## SOURCE
Franklin Countys First News

Someone You Know: Ron

Ron Passerello stands in front of the mural he painted in Tranten's.

Ron Passerello stands in front of the mural he painted in Tranten's.

Someone You Know, written by Amber Kapiloff, is a new column spotlighting the good people of Franklin County.

It isn’t common for someone to know from a young age just how they want to spend their time and energy in the world. It’s a question that most people spend their entire lives trying to figure out and when they finally come to their conclusion it is usually far from what they may have said as a kindergartner.

When Ron Passerello was only 5 years old, going to school in western Massachusetts, he knew what he wanted to do with his time. Every day, as soon as he completed his work sheet in class, he would find his way to the crayons and colored pencils and blank paper to draw. Other kids may have wavered between the blocks or the board games but Passerello didn’t have any hesitations.

From then on color and creativity steered Passerello’s passions. At 7 years old he moved to Panama where he lived for the next 8 years of his life.

Ron Passerello is a growing creative force in Farmington.

Ron Passerello is a growing creative force in Farmington.

“Living in Panama had a huge impact on me, especially the way I look at things. There was advertising everywhere, mostly in reds, blues and whites which are Panama’s colors. Even the city buses were painted over with a graffiti style of advertising,” Passerello explained.

Most people in Farmington might recognize Passerello from working at Soup for You, and previously Java Joes. When I was in High School he would serve endless bagels to my ravenous friends and I and would put up with us trying to secretly tear pictures of hot actors out of the magazine selection. So it’s an understatement to say that Passerello has put up with some tedious jobs in order to support his passion. You can buy a sandwich from him at lunchtime and then walk down the back hallway of Tranten's to see his true calling.

“I don’t really care about money,” Passerello says. “I care about the energy. Working at Soup for You has helped me embrace the culture here. I talk to so many people.”

Passerello and I are sitting in the park next to the gazebo in downtown Farmington. Looking around it’s not an exaggeration to say that pretty much everyone here is white.

“I worried about the racism before moving here. There are certain elements of it that are still out there. Some people still look at you and think you’re not as good if you are not white. But it hasn’t been a problem. Farmington is like this little paradise bubble. It’s getting easier too, there’s more diversity now than when I first moved here. It’s not like seeing a UFO anymore to see another black guy. And the bottom line is I can’t s--- on other people’s realities.”

Passerello and I talk a lot about diversity, culture and racism. What it means to feel at home. After Panama, Passerello moved back to Western Massachusetts where he attended high school and eventually college. “I had this great teacher that encouraged all of her students to apply to Greenfield Community College. So I did and I got in.” After a year of college Passerello’s buddies started dropping like flies. Eventually he realized he didn’t know anyone around him and he too decided to leave. He moved in with his father just outside of Boston where he eventually applied and was accepted to the New England School of Art and Design.

## WORK TO COMPLETE
1. In the profile of Ron Passerello, why did he decide to leave Greenfield Community College? Explain in one to three sentences.
2. Translate this sentence from the profile of Ron Passerello into Spanish: "Every day, as soon as he completed his work sheet in class, he would find his way to the crayons and colored pencils and blank paper to draw."

## EXTRACTED INFORMATION
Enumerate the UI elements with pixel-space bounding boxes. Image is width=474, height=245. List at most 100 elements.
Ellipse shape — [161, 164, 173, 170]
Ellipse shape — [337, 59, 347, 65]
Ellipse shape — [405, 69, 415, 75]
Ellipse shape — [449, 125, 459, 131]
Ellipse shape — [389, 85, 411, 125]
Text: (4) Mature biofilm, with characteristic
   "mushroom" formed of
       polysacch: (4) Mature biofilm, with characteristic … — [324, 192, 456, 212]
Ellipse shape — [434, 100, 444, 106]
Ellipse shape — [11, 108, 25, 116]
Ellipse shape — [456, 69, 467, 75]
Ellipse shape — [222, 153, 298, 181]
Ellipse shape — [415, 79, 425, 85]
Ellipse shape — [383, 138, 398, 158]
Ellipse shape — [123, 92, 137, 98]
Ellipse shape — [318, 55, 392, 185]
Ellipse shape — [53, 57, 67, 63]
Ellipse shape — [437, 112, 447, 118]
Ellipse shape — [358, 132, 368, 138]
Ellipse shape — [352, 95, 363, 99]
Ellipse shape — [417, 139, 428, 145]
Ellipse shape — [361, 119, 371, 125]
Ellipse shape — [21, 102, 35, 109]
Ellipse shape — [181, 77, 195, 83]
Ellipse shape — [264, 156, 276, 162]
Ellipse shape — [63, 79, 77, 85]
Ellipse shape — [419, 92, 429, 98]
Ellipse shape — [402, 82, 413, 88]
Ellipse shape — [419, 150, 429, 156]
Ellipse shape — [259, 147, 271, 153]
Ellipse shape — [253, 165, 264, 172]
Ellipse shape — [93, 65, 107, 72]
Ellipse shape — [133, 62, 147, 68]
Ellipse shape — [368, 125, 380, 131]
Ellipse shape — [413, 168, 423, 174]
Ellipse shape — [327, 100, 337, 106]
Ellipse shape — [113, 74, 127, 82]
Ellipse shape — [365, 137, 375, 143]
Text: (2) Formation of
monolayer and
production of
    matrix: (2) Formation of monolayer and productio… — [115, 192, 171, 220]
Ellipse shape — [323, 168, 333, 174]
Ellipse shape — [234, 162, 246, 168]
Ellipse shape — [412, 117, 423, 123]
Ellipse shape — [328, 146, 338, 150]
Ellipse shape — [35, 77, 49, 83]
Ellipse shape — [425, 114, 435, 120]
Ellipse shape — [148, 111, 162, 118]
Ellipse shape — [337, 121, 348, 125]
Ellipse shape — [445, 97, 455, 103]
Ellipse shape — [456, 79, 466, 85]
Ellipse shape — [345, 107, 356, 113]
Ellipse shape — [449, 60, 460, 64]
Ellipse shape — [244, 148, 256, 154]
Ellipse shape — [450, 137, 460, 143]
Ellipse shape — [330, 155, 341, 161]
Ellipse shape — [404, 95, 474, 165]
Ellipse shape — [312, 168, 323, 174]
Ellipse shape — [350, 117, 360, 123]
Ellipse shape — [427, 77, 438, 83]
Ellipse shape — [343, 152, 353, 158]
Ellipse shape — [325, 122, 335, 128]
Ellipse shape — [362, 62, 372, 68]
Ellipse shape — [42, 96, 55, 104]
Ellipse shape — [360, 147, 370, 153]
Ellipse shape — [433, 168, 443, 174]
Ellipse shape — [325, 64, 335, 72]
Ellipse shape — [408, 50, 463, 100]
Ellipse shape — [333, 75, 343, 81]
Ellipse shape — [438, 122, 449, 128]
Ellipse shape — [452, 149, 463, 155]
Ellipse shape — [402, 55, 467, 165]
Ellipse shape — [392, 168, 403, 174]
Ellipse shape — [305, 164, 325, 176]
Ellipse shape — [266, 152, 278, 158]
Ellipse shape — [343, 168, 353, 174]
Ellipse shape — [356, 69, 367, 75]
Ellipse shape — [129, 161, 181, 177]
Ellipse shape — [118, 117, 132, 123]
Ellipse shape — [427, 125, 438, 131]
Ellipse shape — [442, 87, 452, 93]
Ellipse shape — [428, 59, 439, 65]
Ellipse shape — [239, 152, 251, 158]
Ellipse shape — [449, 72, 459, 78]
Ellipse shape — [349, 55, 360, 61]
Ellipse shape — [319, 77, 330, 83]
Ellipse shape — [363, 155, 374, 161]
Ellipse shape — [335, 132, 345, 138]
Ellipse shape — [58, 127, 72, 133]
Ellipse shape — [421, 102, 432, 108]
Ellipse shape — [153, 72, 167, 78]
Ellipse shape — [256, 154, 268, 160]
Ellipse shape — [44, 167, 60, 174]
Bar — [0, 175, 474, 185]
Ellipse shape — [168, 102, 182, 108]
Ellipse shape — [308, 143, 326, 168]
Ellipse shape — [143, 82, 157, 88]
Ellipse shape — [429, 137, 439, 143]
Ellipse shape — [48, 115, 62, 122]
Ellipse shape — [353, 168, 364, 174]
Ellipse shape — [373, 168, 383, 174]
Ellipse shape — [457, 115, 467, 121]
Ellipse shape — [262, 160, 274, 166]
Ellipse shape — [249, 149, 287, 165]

## ANSWERS BY TASK
1. After a year of college, his friends started leaving one after another. He eventually realized he didn't know anyone around him, so he decided to leave too.

2. Todos los días, en cuanto terminaba su hoja de trabajo en clase, se dirigía a los crayones, los lápices de colores y el papel en blanco para dibujar.